# Hilfe beim Kauf einer Radeon 9000 Pro



## ep0x (10. April 2003)

Also soll ich mir lieber die :

Excalibur Radeon 9000 Pro 128 DDR von HIS 

oder die :

Atlantis Radeon 9000 Pro 64 DDR von Sapphire holen ??
Ich bekomme beide für den gleichen Preis nur hab ich gehört das
die 128 Ram version irgendwie langsamer ist.
Wenn ihr mir irgendwie helfen könnt


----------



## blubber (10. April 2003)

hi,

hmm....ich glaube zu wissen, dass zum beispiel bei der nvidia ti4200 die 64 MB Version schneller ist, als die 128 MB version. 
Die ham nämlich 3,6 ns Speicher druf, und die 128 MB Version 4ns, oder 4,4ns oder so.... 
So könnte es auch bei den ATI Karten sein.
Am besten schaust du mal bei http://www.tomshardware.de vorbei, kann nämlich sein, dass ich mich grad total irre 

bye


----------



## the_great_rawuza (10. April 2003)

Der Speicher ist glaub ich auch etwas langsamer, aber ist die Karte dann insgesamt nicht schneller, weil sie mehr Platz zum Auslagern hat???


----------

Bereitgestelltes Material –
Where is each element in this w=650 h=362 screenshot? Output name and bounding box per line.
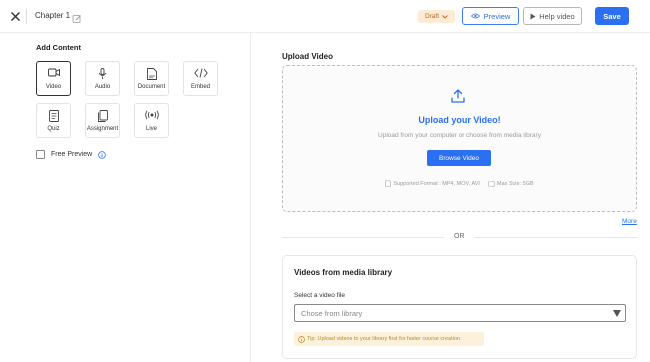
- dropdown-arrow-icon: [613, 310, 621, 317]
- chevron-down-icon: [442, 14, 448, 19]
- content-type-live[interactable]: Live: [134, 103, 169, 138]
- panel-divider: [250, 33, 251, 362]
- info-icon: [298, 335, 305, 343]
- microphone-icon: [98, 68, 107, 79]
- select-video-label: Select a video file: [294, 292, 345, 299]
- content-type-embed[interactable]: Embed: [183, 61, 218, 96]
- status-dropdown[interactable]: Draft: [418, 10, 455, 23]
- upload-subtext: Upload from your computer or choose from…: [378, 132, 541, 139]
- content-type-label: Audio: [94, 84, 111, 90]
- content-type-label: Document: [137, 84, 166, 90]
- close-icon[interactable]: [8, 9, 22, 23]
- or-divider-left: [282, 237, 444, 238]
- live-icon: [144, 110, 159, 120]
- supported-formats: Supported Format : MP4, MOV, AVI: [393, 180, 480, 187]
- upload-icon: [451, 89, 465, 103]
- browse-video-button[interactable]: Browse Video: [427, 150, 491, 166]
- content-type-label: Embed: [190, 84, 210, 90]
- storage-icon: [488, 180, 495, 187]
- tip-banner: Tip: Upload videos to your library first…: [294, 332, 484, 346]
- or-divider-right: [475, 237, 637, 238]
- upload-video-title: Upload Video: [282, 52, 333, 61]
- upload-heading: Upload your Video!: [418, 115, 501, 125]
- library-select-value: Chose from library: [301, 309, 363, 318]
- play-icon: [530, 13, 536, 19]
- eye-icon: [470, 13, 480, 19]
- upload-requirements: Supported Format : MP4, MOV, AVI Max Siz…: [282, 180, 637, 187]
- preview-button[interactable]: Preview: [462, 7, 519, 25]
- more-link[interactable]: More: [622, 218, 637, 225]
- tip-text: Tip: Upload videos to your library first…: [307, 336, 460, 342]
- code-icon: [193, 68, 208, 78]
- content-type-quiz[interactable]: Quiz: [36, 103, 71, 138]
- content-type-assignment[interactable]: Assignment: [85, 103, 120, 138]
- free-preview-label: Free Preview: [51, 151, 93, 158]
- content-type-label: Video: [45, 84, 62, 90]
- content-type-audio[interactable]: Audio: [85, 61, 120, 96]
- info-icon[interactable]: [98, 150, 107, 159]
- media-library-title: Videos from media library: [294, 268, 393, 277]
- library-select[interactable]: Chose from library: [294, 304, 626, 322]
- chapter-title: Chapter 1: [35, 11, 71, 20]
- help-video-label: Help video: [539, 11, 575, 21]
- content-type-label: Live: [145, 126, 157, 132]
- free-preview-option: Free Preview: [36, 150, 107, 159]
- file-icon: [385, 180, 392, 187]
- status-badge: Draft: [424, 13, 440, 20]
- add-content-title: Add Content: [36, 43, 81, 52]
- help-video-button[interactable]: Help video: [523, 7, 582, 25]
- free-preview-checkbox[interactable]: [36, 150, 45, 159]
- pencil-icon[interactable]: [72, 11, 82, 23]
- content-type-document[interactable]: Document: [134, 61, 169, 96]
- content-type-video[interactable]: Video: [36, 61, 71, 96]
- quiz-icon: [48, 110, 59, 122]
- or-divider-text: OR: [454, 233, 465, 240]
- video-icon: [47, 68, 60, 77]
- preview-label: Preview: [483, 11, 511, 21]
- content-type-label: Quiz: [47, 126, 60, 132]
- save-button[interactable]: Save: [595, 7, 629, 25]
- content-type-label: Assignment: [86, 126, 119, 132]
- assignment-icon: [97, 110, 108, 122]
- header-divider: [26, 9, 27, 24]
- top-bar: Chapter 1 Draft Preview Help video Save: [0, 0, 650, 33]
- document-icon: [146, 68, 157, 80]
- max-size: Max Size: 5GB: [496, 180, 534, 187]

Kurze Aufgabe –
Beantworte anhand des Forenthreads zur Radeon 9000 Pro diese Fragen:
(a) Von welchem Hersteller stammt laut ep0x die Excalibur Radeon 9000 Pro 128 DDR?
(b) Welche Website empfiehlt blubber zum Nachschauen?
(c) Warum könnte die Karte nach der Frage von the_great_rawuza insgesamt trotzdem schneller sein?
Die Auflistung ist eigenständiges Material und gehört nicht zum Auszug.

Ergebnis der Aufgabe –
(a) Die Excalibur Radeon 9000 Pro 128 DDR stammt von HIS.
(b) Blubber empfiehlt die Website http://www.tomshardware.de.
(c) Sie hat mehr Platz zum Auslagern.